Exercise description: The answer must consist of every line in the records below that contains the string "Glaucoma".

Dataset records of page text:
= = = = = = =

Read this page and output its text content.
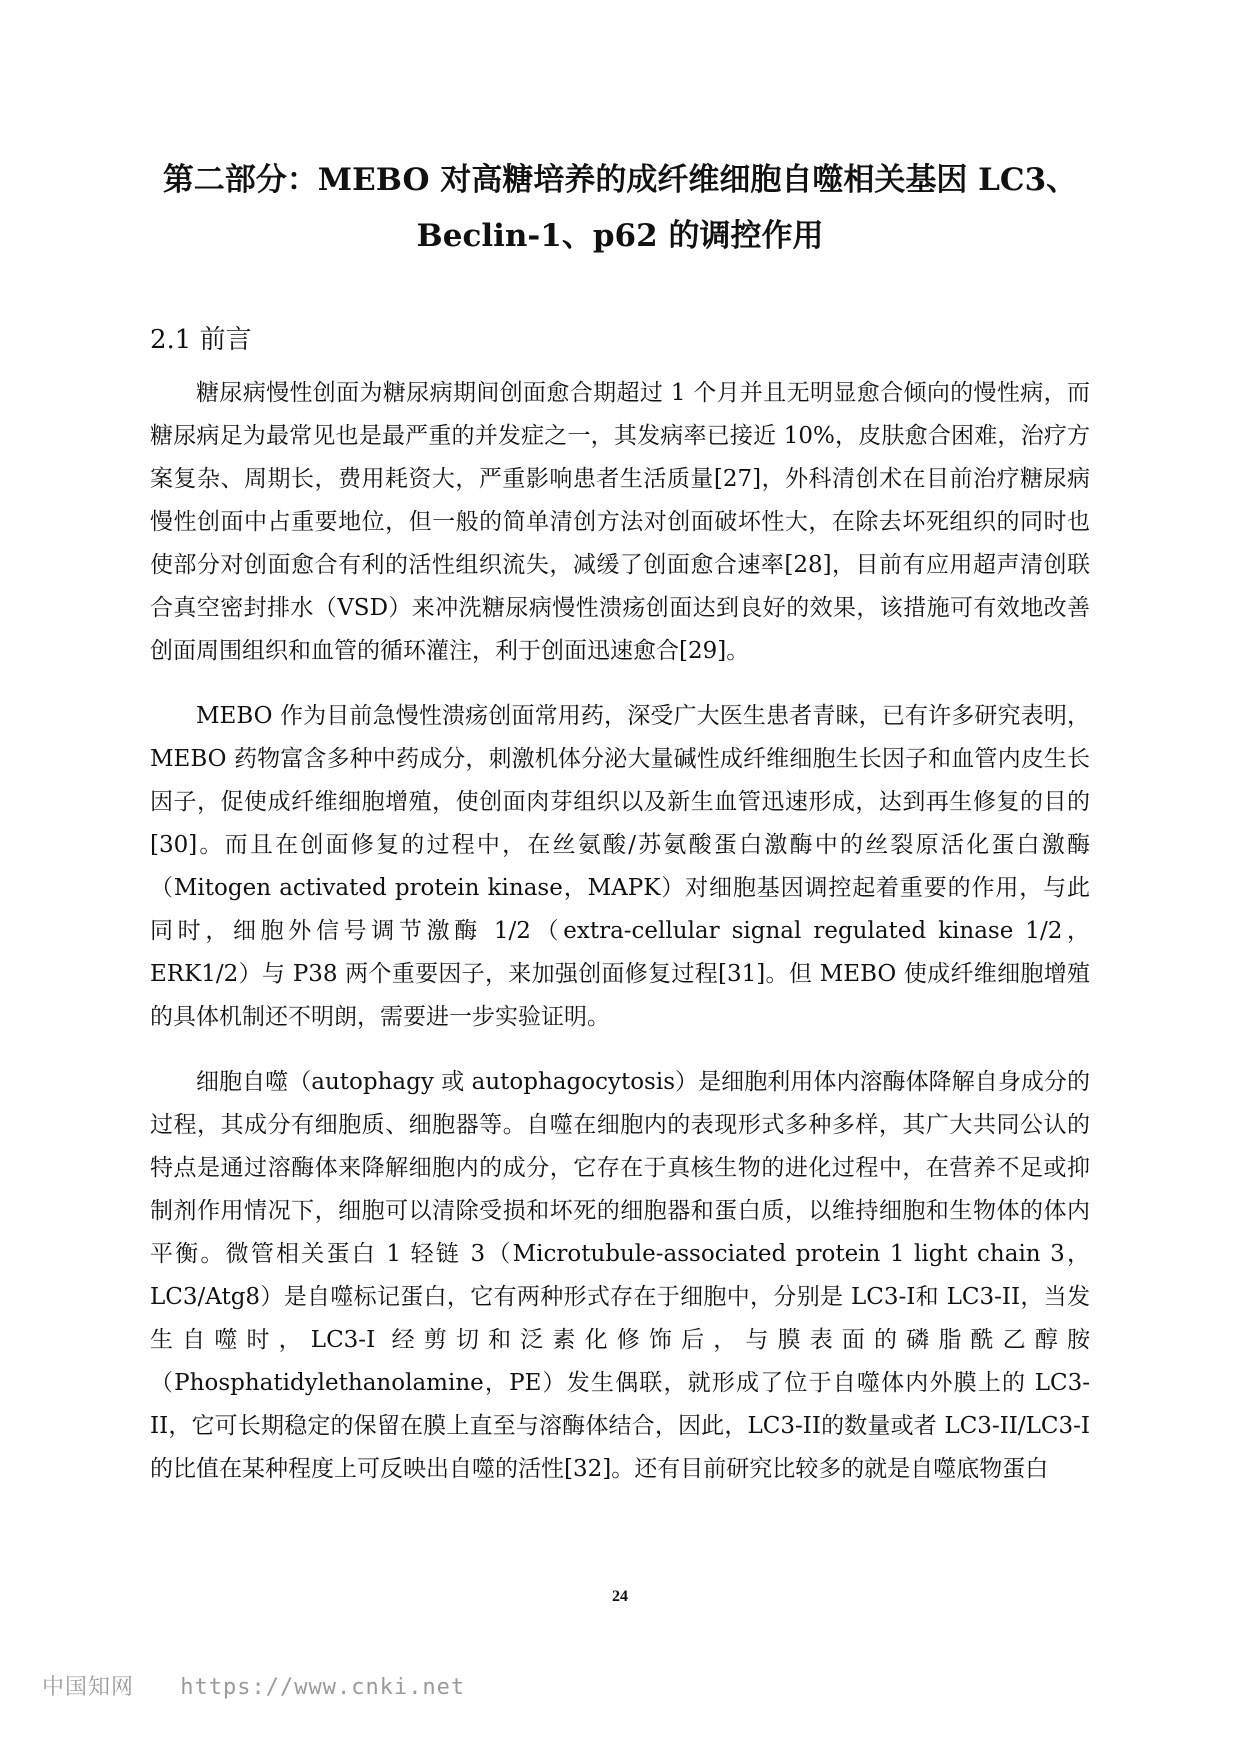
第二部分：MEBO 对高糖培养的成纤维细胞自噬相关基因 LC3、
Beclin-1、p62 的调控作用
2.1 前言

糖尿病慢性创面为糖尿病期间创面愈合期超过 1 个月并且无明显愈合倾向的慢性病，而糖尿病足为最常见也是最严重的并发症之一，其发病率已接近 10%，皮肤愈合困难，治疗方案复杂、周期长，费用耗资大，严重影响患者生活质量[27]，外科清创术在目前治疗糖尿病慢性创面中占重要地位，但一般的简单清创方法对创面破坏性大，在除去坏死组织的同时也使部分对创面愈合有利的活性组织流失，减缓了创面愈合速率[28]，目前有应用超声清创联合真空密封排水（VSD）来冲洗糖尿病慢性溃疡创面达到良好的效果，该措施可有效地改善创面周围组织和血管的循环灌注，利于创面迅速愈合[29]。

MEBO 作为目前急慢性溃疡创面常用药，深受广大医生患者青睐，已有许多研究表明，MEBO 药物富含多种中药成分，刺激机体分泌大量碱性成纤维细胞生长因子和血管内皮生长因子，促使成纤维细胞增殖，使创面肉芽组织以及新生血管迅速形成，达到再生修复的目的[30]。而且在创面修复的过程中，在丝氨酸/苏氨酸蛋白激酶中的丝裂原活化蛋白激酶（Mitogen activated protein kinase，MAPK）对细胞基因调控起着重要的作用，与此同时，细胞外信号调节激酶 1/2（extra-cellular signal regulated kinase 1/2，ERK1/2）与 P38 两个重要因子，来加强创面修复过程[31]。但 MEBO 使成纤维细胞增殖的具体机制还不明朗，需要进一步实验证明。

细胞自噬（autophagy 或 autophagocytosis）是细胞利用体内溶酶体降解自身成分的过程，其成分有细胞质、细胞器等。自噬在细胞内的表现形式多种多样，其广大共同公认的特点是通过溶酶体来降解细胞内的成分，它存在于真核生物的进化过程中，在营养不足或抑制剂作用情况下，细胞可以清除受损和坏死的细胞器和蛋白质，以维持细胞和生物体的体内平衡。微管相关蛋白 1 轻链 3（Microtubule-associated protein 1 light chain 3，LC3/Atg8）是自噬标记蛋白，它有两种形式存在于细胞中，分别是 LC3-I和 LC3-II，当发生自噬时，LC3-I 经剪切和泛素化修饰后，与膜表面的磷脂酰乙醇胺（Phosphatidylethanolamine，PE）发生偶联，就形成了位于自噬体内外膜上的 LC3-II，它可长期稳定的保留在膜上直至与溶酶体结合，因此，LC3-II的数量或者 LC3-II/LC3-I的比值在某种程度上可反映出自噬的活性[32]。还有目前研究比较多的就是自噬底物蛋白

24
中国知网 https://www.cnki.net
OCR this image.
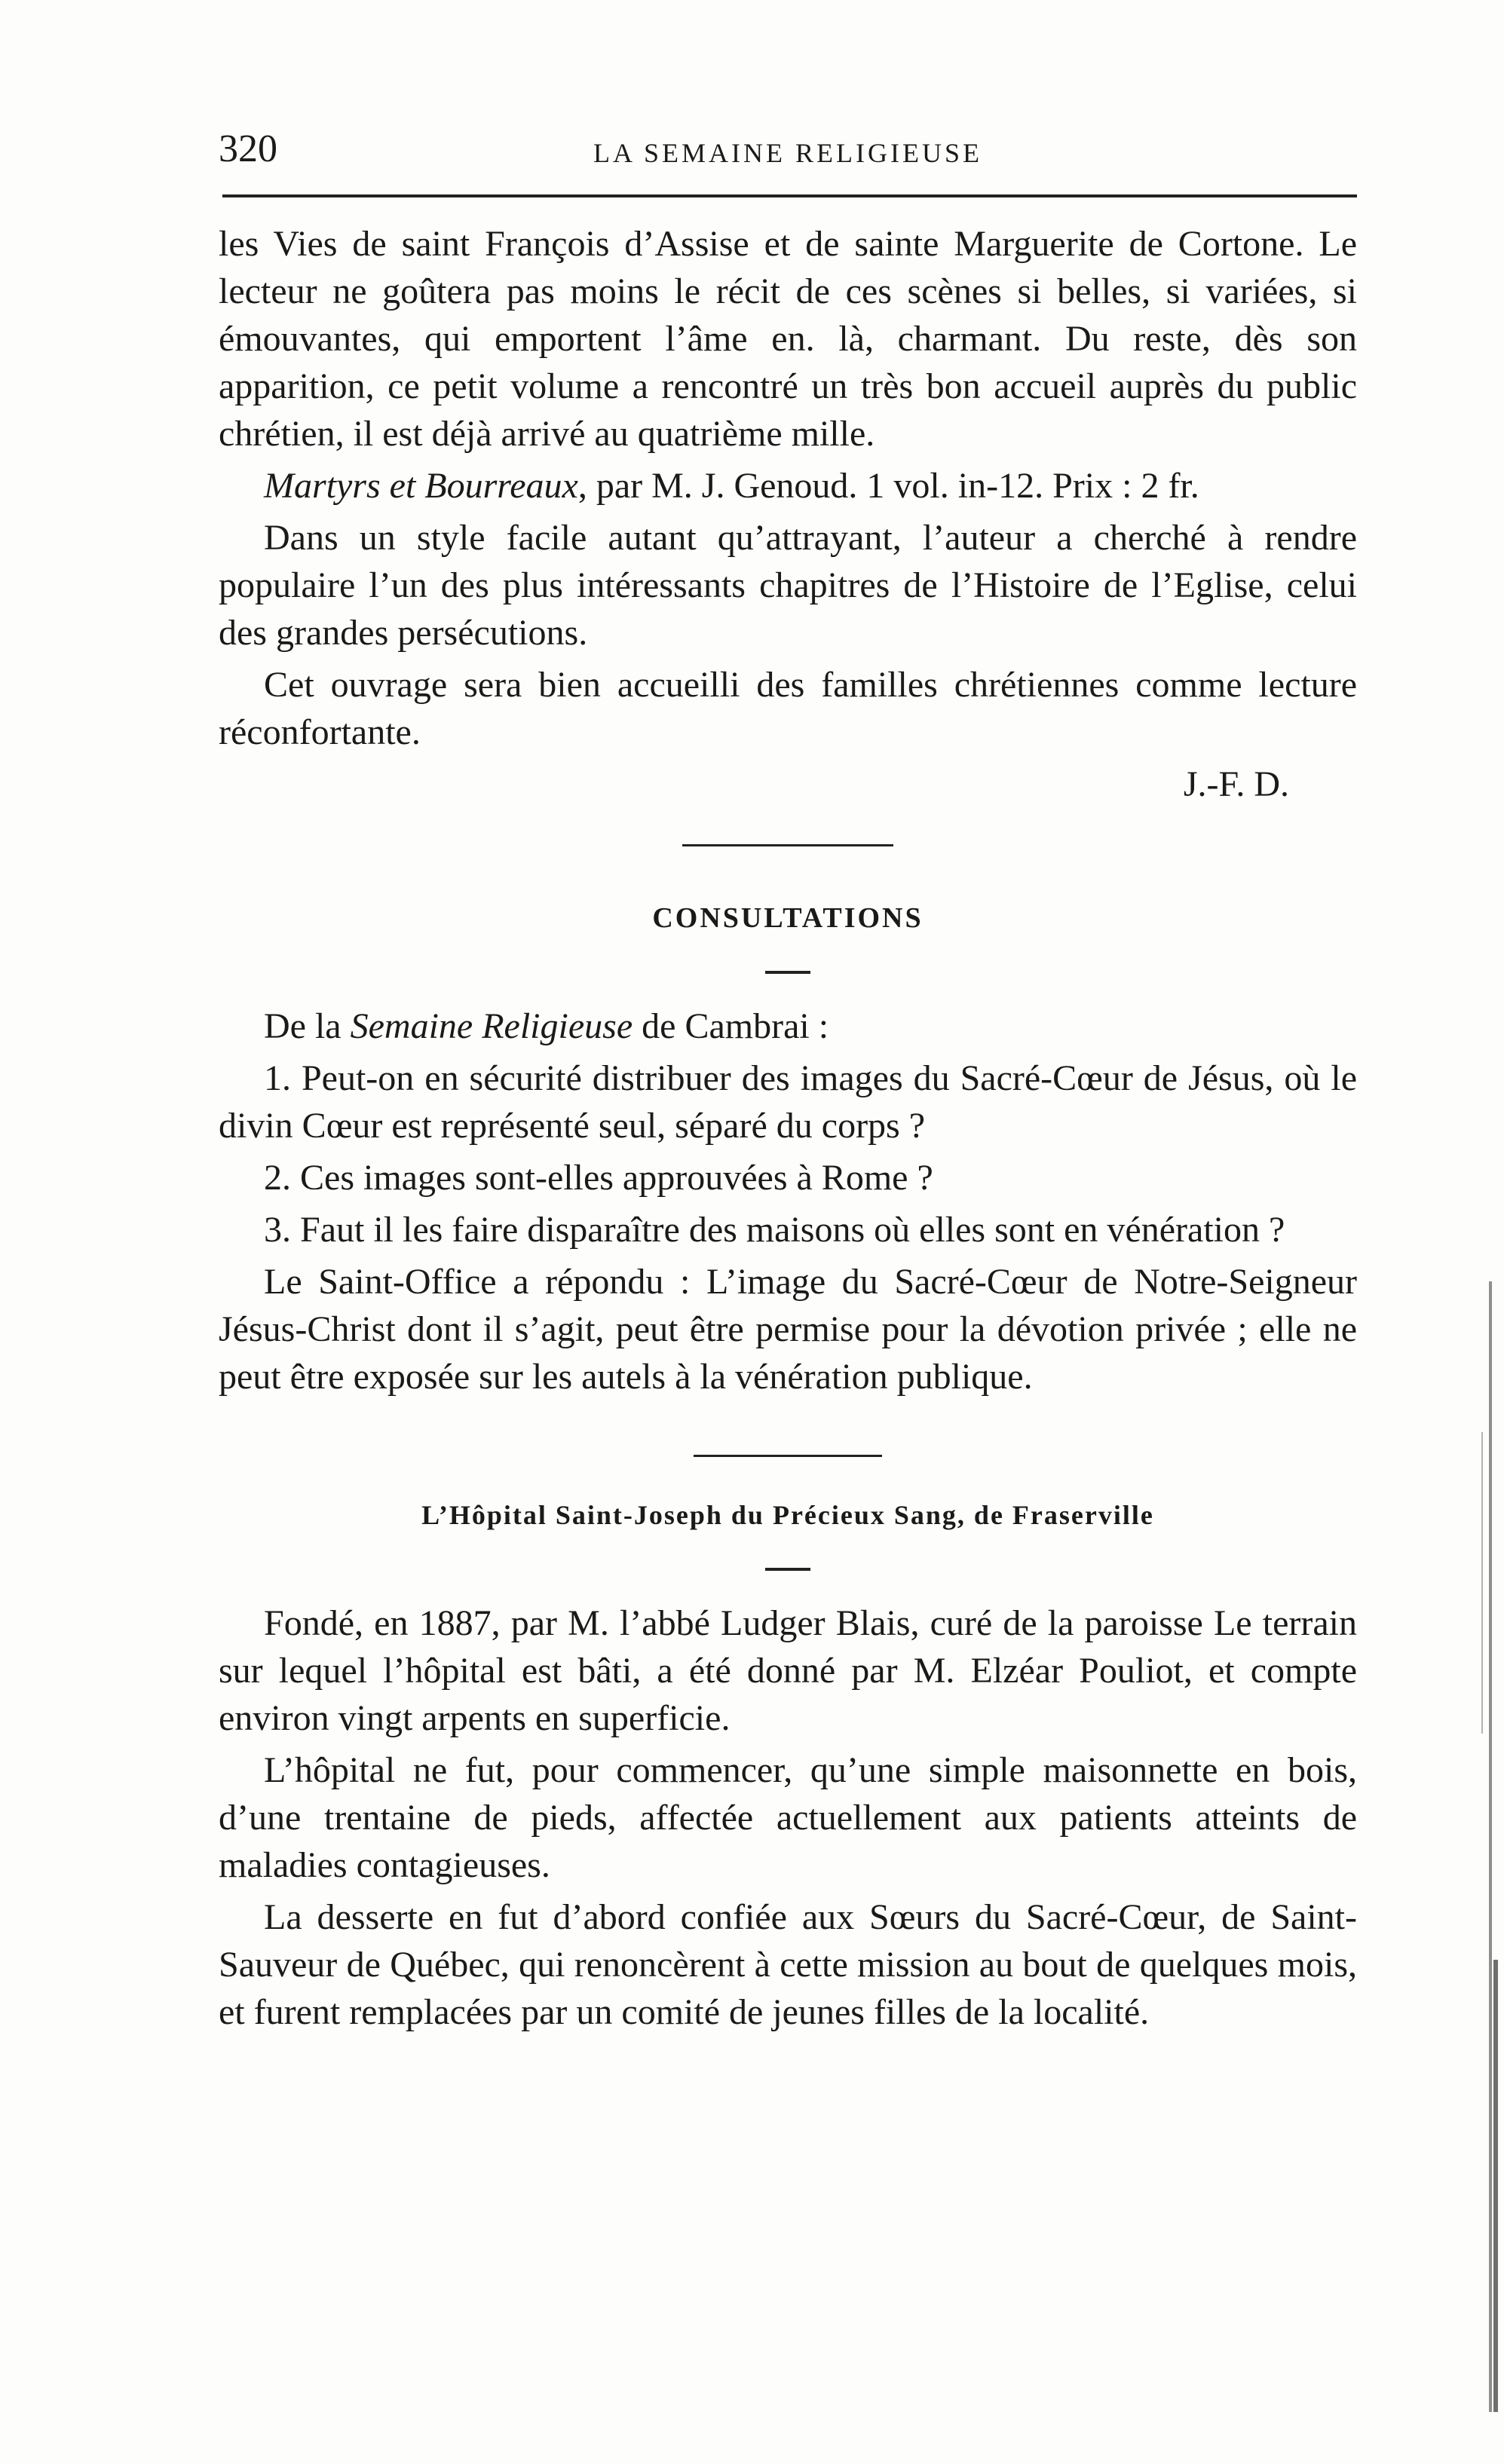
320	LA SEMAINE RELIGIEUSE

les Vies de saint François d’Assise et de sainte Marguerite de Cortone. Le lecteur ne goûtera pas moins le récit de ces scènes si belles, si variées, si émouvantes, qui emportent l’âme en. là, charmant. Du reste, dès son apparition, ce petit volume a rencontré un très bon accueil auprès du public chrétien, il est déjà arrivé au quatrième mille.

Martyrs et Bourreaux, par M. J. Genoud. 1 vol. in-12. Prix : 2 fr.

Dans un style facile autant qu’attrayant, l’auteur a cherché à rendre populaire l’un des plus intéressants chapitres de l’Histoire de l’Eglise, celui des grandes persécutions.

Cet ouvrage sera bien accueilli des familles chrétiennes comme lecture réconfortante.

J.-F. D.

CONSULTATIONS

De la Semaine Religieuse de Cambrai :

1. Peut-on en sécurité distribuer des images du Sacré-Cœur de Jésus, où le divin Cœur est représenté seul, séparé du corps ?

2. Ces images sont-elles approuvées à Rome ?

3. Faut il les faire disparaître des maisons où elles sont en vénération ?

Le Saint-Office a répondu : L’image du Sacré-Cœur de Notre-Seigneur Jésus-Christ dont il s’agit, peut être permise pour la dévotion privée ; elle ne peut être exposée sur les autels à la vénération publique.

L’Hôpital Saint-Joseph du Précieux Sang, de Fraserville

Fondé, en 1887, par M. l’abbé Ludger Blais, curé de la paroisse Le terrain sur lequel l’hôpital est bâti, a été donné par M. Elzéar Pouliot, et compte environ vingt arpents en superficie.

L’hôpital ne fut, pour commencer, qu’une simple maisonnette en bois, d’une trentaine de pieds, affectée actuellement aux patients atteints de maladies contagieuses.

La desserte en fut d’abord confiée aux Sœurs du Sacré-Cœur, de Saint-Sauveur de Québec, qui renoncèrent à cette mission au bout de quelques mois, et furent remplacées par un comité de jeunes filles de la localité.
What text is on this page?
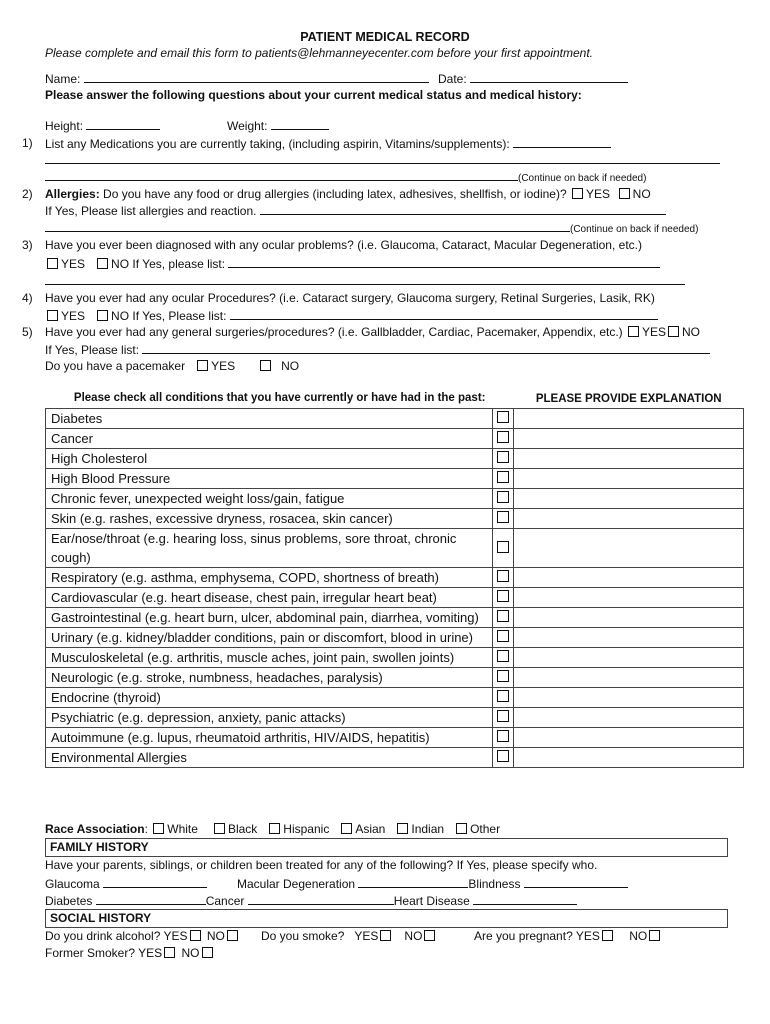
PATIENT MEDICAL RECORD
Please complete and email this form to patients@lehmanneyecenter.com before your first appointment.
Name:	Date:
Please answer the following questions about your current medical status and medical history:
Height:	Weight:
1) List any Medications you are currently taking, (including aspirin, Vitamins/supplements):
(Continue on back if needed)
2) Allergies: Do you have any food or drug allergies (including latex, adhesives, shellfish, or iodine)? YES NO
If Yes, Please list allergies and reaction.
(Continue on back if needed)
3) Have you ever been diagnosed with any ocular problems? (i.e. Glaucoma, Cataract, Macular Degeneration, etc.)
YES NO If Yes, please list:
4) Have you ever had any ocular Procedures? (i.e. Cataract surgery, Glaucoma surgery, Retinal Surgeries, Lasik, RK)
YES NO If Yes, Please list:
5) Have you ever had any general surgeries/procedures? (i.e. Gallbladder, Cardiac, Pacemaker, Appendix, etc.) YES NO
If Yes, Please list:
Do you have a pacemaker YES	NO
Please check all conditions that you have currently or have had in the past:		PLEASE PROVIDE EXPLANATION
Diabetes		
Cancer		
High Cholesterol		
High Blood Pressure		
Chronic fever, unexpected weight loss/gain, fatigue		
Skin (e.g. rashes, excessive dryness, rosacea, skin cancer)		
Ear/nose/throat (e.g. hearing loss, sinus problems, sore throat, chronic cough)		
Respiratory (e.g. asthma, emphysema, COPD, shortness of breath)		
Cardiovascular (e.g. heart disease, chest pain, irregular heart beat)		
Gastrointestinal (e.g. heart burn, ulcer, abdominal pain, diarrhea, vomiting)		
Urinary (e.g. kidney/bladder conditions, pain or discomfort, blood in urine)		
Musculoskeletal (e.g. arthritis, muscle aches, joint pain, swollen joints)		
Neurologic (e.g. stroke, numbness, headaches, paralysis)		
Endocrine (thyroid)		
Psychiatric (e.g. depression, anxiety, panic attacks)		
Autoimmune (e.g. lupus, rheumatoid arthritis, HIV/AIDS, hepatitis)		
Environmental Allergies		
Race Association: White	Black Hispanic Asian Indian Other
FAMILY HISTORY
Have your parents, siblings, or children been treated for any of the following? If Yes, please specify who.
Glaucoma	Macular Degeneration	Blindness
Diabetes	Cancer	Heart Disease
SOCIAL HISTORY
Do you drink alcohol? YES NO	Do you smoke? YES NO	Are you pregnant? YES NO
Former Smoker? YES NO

= = = = = = =

Problem solution:
3) Have you ever been diagnosed with any ocular problems? (i.e. Glaucoma, Cataract, Macular Degeneration, etc.)
4) Have you ever had any ocular Procedures? (i.e. Cataract surgery, Glaucoma surgery, Retinal Surgeries, Lasik, RK)
Glaucoma	Macular Degeneration	Blindness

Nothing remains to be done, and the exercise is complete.